**EXERCISE**
Every entry below must appear again, exactly as written.

**Extracted records**

+--

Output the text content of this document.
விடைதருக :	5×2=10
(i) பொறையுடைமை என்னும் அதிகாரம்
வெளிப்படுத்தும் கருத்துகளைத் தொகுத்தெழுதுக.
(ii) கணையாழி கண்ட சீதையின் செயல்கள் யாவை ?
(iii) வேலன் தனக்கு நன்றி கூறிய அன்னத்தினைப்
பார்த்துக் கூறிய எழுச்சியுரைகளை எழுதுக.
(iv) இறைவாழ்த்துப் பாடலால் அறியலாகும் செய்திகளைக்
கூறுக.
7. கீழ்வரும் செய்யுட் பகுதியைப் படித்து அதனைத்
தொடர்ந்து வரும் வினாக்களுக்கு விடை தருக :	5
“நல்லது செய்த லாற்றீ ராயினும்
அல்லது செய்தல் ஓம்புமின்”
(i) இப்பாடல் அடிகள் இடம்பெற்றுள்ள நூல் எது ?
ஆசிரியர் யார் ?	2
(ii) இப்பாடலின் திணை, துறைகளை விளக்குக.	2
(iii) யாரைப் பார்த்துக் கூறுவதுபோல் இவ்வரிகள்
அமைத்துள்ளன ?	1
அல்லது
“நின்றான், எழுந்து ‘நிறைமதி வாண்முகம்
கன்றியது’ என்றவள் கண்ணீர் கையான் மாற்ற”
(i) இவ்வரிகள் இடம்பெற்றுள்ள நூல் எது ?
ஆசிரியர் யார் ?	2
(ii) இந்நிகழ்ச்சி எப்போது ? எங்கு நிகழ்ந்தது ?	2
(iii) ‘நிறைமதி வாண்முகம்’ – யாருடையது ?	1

+--

**COMPLETE OUTPUT**
Output the text content of this document.
விடைதருக :	5×2=10
(i) பொறையுடைமை என்னும் அதிகாரம்
வெளிப்படுத்தும் கருத்துகளைத் தொகுத்தெழுதுக.
(ii) கணையாழி கண்ட சீதையின் செயல்கள் யாவை ?
(iii) வேலன் தனக்கு நன்றி கூறிய அன்னத்தினைப்
பார்த்துக் கூறிய எழுச்சியுரைகளை எழுதுக.
(iv) இறைவாழ்த்துப் பாடலால் அறியலாகும் செய்திகளைக்
கூறுக.
7. கீழ்வரும் செய்யுட் பகுதியைப் படித்து அதனைத்
தொடர்ந்து வரும் வினாக்களுக்கு விடை தருக :	5
“நல்லது செய்த லாற்றீ ராயினும்
அல்லது செய்தல் ஓம்புமின்”
(i) இப்பாடல் அடிகள் இடம்பெற்றுள்ள நூல் எது ?
ஆசிரியர் யார் ?	2
(ii) இப்பாடலின் திணை, துறைகளை விளக்குக.	2
(iii) யாரைப் பார்த்துக் கூறுவதுபோல் இவ்வரிகள்
அமைத்துள்ளன ?	1
அல்லது
“நின்றான், எழுந்து ‘நிறைமதி வாண்முகம்
கன்றியது’ என்றவள் கண்ணீர் கையான் மாற்ற”
(i) இவ்வரிகள் இடம்பெற்றுள்ள நூல் எது ?
ஆசிரியர் யார் ?	2
(ii) இந்நிகழ்ச்சி எப்போது ? எங்கு நிகழ்ந்தது ?	2
(iii) ‘நிறைமதி வாண்முகம்’ – யாருடையது ?	1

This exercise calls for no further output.